### Aim of the exercise:
Take the line that contains "Give me a plain-text" and every line after it in the material below, and quote them exactly.

### Provided data:

## begin

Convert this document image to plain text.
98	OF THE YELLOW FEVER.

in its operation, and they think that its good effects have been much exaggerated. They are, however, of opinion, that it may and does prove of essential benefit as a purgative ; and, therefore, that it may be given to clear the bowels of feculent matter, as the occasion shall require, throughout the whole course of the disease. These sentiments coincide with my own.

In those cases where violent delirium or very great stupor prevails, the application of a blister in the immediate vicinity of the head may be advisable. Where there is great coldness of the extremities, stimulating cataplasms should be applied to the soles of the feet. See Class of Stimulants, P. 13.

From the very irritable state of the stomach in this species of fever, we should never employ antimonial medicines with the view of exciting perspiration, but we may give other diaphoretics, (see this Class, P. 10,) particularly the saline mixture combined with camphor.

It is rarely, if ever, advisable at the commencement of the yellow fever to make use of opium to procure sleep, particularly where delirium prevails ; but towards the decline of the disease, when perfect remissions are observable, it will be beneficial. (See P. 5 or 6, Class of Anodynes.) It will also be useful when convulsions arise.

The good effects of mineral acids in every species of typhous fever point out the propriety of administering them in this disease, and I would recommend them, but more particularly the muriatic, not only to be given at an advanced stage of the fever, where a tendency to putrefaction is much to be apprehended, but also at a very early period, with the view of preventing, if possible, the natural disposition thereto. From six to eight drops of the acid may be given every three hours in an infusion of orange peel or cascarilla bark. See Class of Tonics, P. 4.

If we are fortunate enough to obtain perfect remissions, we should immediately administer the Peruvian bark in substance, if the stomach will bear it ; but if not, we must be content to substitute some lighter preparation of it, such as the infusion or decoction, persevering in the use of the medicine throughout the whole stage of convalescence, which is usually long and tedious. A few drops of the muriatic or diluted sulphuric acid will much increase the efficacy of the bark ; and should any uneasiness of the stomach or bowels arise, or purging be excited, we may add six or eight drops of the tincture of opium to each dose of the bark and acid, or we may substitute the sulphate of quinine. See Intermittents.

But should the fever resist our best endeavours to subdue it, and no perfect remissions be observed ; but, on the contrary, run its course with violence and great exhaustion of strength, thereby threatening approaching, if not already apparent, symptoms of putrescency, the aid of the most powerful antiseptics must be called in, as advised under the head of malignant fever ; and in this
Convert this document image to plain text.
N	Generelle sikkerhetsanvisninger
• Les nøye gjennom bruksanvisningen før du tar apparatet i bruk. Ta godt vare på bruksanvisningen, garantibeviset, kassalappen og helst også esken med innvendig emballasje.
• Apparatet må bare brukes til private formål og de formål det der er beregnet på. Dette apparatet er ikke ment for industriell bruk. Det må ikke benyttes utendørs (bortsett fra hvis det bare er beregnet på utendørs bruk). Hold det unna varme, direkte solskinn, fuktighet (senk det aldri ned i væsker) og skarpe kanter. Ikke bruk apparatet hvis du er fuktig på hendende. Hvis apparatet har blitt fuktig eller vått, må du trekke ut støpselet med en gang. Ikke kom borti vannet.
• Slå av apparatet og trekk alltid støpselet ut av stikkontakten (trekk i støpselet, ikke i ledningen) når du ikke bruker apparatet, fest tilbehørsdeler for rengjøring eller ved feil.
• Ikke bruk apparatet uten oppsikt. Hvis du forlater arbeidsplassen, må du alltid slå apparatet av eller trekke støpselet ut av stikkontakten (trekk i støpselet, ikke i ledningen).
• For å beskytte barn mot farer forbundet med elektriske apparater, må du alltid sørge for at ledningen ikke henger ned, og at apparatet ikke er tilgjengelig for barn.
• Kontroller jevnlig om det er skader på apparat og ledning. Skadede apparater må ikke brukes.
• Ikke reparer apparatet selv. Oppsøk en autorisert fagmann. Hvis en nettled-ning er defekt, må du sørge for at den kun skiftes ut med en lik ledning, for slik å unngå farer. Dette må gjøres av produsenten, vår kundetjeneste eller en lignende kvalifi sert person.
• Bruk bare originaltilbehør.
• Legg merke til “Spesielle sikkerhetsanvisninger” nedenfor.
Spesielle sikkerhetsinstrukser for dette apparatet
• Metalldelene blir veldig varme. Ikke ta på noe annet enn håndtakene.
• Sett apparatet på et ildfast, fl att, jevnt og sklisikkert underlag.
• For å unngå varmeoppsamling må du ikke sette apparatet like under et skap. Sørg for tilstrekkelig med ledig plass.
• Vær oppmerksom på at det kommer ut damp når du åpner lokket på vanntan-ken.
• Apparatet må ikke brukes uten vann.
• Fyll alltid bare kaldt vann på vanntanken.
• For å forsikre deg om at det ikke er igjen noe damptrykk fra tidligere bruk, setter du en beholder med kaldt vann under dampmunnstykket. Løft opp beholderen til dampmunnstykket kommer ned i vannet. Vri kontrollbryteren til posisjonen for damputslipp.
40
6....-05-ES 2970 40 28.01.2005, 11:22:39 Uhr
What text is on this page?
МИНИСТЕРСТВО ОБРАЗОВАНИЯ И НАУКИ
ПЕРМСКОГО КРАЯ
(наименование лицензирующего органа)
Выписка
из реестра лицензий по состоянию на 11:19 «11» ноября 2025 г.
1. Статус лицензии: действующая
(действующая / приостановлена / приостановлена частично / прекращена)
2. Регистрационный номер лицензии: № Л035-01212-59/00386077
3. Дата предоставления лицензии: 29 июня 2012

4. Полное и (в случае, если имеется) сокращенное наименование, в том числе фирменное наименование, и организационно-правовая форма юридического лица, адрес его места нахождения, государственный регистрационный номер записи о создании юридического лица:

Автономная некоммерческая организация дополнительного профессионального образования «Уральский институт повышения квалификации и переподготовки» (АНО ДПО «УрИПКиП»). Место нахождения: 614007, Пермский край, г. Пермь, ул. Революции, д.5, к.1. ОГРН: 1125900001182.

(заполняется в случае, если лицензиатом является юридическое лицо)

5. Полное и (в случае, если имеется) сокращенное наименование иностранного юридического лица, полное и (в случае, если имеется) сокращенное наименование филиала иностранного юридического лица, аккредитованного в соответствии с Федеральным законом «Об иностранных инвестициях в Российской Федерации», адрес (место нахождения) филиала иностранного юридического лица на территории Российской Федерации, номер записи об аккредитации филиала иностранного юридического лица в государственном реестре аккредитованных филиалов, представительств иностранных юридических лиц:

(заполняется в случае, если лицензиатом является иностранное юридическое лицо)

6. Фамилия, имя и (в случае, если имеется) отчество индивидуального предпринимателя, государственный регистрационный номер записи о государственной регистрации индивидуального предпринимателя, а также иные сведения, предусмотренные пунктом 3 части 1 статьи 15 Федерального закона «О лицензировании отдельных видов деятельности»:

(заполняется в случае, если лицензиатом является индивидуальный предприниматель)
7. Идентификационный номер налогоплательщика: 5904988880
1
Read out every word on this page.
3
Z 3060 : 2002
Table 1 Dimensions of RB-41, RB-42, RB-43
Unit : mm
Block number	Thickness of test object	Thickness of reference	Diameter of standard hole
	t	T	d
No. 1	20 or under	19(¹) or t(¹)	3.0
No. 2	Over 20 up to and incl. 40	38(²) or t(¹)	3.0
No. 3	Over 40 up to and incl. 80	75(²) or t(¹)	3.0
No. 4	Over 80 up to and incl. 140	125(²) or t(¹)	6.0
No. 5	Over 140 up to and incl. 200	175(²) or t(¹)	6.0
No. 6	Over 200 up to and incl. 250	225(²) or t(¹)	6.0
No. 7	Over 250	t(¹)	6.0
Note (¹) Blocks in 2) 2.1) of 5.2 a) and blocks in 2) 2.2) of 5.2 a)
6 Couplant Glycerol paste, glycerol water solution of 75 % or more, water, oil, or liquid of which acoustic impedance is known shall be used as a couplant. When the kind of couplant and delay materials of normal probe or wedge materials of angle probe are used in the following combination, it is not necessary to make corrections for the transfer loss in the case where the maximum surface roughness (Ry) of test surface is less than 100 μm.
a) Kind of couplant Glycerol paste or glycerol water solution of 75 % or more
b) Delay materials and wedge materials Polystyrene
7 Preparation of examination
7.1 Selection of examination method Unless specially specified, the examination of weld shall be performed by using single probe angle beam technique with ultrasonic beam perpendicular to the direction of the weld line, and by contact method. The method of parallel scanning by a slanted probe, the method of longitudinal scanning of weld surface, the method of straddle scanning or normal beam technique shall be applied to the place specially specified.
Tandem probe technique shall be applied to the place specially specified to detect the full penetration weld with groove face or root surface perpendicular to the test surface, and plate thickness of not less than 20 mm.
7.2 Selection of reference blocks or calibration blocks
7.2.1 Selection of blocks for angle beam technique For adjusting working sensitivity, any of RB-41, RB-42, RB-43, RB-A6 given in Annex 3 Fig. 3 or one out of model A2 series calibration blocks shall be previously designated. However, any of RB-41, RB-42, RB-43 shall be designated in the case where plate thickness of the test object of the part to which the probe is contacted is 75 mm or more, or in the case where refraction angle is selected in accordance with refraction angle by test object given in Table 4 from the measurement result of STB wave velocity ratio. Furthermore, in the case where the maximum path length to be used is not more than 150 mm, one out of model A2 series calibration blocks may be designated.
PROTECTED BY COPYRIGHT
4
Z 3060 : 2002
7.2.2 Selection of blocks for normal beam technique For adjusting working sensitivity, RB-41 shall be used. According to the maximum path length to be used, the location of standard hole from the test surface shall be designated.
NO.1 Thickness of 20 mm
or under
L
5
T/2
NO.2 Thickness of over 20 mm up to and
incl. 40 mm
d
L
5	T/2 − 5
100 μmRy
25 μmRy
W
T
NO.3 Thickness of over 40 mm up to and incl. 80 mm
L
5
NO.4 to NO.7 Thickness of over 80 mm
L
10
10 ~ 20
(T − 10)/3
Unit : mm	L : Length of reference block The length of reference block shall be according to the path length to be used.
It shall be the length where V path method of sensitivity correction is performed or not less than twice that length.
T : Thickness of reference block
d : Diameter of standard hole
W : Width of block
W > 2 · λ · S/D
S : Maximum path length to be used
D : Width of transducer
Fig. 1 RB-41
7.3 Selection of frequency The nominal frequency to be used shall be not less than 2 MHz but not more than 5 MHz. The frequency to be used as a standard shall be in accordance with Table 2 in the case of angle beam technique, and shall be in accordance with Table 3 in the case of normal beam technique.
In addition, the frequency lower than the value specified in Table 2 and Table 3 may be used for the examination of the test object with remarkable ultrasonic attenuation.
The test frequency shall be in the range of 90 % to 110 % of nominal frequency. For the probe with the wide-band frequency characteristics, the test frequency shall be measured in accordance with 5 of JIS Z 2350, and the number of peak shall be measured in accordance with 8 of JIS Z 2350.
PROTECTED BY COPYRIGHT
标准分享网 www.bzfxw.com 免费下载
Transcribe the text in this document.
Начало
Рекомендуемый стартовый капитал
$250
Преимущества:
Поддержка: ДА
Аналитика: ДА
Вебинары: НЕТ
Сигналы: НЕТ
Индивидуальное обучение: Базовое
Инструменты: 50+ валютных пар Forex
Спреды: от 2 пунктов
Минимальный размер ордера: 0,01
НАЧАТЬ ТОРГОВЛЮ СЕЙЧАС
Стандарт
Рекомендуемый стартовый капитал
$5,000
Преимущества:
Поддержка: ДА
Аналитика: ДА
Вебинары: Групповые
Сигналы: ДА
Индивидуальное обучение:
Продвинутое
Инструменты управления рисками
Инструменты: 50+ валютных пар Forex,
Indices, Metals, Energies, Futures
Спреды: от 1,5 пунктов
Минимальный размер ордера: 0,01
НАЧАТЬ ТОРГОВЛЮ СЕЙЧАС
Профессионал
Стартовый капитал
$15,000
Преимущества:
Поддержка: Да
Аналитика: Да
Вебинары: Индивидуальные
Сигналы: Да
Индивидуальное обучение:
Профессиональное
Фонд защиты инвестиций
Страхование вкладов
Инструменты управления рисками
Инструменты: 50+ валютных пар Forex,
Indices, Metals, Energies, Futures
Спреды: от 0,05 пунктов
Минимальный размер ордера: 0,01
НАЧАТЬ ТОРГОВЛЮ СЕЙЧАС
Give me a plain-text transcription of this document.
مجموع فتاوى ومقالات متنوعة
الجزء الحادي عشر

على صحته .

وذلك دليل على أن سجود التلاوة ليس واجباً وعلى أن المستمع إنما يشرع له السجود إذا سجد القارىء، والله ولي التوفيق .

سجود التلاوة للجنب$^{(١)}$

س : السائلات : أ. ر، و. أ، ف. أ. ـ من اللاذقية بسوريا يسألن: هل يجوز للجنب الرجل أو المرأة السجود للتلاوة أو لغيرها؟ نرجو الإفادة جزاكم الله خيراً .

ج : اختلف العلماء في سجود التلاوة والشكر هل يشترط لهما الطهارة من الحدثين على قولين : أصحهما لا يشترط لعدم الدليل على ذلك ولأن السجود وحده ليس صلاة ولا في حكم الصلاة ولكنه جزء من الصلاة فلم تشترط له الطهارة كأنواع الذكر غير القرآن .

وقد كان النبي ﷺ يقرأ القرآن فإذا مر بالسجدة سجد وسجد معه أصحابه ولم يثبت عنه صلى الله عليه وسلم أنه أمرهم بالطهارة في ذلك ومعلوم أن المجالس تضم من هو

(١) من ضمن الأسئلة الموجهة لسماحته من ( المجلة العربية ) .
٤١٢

## end

### Full answer:
Give me a plain-text transcription of this document.
مجموع فتاوى ومقالات متنوعة
الجزء الحادي عشر

على صحته .

وذلك دليل على أن سجود التلاوة ليس واجباً وعلى أن المستمع إنما يشرع له السجود إذا سجد القارىء، والله ولي التوفيق .

سجود التلاوة للجنب$^{(١)}$

س : السائلات : أ. ر، و. أ، ف. أ. ـ من اللاذقية بسوريا يسألن: هل يجوز للجنب الرجل أو المرأة السجود للتلاوة أو لغيرها؟ نرجو الإفادة جزاكم الله خيراً .

ج : اختلف العلماء في سجود التلاوة والشكر هل يشترط لهما الطهارة من الحدثين على قولين : أصحهما لا يشترط لعدم الدليل على ذلك ولأن السجود وحده ليس صلاة ولا في حكم الصلاة ولكنه جزء من الصلاة فلم تشترط له الطهارة كأنواع الذكر غير القرآن .

وقد كان النبي ﷺ يقرأ القرآن فإذا مر بالسجدة سجد وسجد معه أصحابه ولم يثبت عنه صلى الله عليه وسلم أنه أمرهم بالطهارة في ذلك ومعلوم أن المجالس تضم من هو

(١) من ضمن الأسئلة الموجهة لسماحته من ( المجلة العربية ) .
٤١٢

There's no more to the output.